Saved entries
*****

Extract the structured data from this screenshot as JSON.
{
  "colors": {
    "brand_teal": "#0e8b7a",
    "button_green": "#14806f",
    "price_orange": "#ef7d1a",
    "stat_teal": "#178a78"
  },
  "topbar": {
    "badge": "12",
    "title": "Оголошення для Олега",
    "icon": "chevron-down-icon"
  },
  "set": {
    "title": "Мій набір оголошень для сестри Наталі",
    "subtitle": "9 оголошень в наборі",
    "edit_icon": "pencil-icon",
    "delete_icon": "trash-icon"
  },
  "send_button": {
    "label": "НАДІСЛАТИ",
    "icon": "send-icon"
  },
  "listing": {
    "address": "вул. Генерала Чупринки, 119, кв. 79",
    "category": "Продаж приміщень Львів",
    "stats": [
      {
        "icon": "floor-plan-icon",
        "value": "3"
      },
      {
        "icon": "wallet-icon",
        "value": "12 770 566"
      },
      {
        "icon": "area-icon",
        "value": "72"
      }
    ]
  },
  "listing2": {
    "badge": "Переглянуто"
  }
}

*****

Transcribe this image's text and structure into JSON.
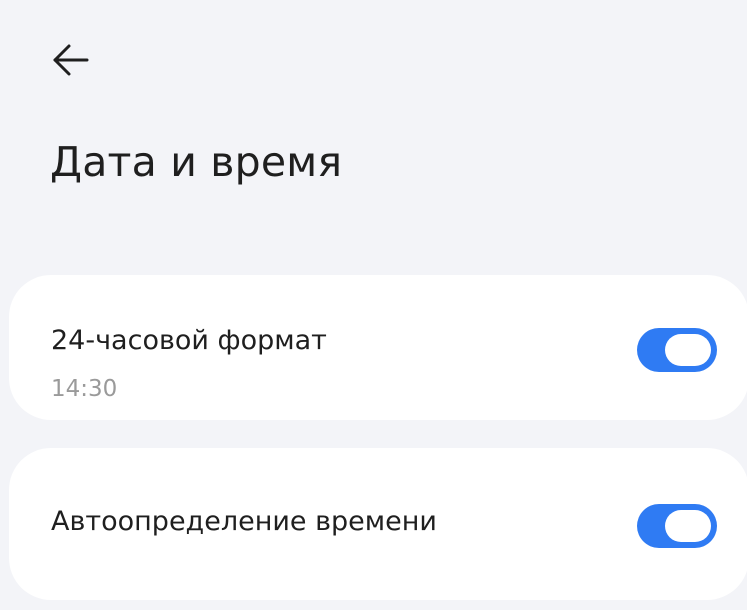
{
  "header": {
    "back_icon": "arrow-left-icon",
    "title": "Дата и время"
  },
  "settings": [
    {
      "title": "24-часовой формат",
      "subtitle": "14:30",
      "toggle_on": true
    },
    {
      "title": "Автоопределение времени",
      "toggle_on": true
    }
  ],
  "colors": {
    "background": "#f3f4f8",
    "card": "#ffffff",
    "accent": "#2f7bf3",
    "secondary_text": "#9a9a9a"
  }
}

*****

WORK REQUIRED = Count every line of the material above that holds the string "JSON", then state only the total.

PROBLEM SOLUTION = 2